── Material for the task ──
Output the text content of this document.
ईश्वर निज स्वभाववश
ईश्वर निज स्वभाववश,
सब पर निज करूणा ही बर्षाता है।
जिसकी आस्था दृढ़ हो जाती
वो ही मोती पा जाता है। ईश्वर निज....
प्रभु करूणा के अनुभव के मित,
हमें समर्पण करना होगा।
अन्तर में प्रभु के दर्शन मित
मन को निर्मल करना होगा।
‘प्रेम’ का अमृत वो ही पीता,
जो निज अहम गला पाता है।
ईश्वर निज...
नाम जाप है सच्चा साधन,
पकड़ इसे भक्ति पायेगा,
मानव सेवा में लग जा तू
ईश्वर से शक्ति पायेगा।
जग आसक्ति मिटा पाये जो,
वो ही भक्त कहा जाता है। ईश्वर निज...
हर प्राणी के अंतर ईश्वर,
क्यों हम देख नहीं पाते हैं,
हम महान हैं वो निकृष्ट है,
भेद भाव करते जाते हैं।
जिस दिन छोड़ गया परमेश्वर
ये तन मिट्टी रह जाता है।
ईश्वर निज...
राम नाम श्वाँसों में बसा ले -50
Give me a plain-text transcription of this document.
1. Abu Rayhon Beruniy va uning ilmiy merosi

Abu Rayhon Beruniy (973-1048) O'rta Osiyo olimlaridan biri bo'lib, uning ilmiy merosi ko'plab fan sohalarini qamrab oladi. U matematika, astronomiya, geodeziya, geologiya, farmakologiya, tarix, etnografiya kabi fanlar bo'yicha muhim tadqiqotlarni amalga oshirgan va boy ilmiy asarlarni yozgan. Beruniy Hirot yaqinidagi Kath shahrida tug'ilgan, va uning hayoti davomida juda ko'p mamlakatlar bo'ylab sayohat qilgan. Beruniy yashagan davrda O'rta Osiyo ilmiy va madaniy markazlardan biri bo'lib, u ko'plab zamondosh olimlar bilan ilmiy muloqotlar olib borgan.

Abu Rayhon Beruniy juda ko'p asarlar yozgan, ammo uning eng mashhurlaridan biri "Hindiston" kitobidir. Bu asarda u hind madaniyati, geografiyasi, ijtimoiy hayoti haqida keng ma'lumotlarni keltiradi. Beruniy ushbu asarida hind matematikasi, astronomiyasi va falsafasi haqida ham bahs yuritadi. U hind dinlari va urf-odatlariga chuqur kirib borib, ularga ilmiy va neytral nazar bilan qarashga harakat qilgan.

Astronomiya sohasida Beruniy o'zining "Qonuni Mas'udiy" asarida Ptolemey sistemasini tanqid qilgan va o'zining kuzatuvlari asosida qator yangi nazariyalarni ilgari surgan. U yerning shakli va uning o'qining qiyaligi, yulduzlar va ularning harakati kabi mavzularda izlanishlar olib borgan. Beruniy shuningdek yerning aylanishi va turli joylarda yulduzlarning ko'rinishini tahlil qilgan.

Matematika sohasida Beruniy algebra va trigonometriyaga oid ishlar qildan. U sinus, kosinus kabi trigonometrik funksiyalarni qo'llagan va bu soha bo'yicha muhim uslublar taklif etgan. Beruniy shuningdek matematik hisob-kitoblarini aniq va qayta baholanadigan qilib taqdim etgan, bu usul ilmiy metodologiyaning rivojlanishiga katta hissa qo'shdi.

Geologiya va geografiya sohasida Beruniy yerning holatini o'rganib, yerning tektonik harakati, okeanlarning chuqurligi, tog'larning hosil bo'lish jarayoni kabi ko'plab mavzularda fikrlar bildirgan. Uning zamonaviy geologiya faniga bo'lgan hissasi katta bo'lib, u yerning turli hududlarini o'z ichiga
───
→ **What you should do**
Transcribe the material exactly as it reads.

→ **Finished task**
Output the text content of this document.
ईश्वर निज स्वभाववश
ईश्वर निज स्वभाववश,
सब पर निज करूणा ही बर्षाता है।
जिसकी आस्था दृढ़ हो जाती
वो ही मोती पा जाता है। ईश्वर निज....
प्रभु करूणा के अनुभव के मित,
हमें समर्पण करना होगा।
अन्तर में प्रभु के दर्शन मित
मन को निर्मल करना होगा।
‘प्रेम’ का अमृत वो ही पीता,
जो निज अहम गला पाता है।
ईश्वर निज...
नाम जाप है सच्चा साधन,
पकड़ इसे भक्ति पायेगा,
मानव सेवा में लग जा तू
ईश्वर से शक्ति पायेगा।
जग आसक्ति मिटा पाये जो,
वो ही भक्त कहा जाता है। ईश्वर निज...
हर प्राणी के अंतर ईश्वर,
क्यों हम देख नहीं पाते हैं,
हम महान हैं वो निकृष्ट है,
भेद भाव करते जाते हैं।
जिस दिन छोड़ गया परमेश्वर
ये तन मिट्टी रह जाता है।
ईश्वर निज...
राम नाम श्वाँसों में बसा ले -50
Give me a plain-text transcription of this document.
1. Abu Rayhon Beruniy va uning ilmiy merosi

Abu Rayhon Beruniy (973-1048) O'rta Osiyo olimlaridan biri bo'lib, uning ilmiy merosi ko'plab fan sohalarini qamrab oladi. U matematika, astronomiya, geodeziya, geologiya, farmakologiya, tarix, etnografiya kabi fanlar bo'yicha muhim tadqiqotlarni amalga oshirgan va boy ilmiy asarlarni yozgan. Beruniy Hirot yaqinidagi Kath shahrida tug'ilgan, va uning hayoti davomida juda ko'p mamlakatlar bo'ylab sayohat qilgan. Beruniy yashagan davrda O'rta Osiyo ilmiy va madaniy markazlardan biri bo'lib, u ko'plab zamondosh olimlar bilan ilmiy muloqotlar olib borgan.

Abu Rayhon Beruniy juda ko'p asarlar yozgan, ammo uning eng mashhurlaridan biri "Hindiston" kitobidir. Bu asarda u hind madaniyati, geografiyasi, ijtimoiy hayoti haqida keng ma'lumotlarni keltiradi. Beruniy ushbu asarida hind matematikasi, astronomiyasi va falsafasi haqida ham bahs yuritadi. U hind dinlari va urf-odatlariga chuqur kirib borib, ularga ilmiy va neytral nazar bilan qarashga harakat qilgan.

Astronomiya sohasida Beruniy o'zining "Qonuni Mas'udiy" asarida Ptolemey sistemasini tanqid qilgan va o'zining kuzatuvlari asosida qator yangi nazariyalarni ilgari surgan. U yerning shakli va uning o'qining qiyaligi, yulduzlar va ularning harakati kabi mavzularda izlanishlar olib borgan. Beruniy shuningdek yerning aylanishi va turli joylarda yulduzlarning ko'rinishini tahlil qilgan.

Matematika sohasida Beruniy algebra va trigonometriyaga oid ishlar qildan. U sinus, kosinus kabi trigonometrik funksiyalarni qo'llagan va bu soha bo'yicha muhim uslublar taklif etgan. Beruniy shuningdek matematik hisob-kitoblarini aniq va qayta baholanadigan qilib taqdim etgan, bu usul ilmiy metodologiyaning rivojlanishiga katta hissa qo'shdi.

Geologiya va geografiya sohasida Beruniy yerning holatini o'rganib, yerning tektonik harakati, okeanlarning chuqurligi, tog'larning hosil bo'lish jarayoni kabi ko'plab mavzularda fikrlar bildirgan. Uning zamonaviy geologiya faniga bo'lgan hissasi katta bo'lib, u yerning turli hududlarini o'z ichiga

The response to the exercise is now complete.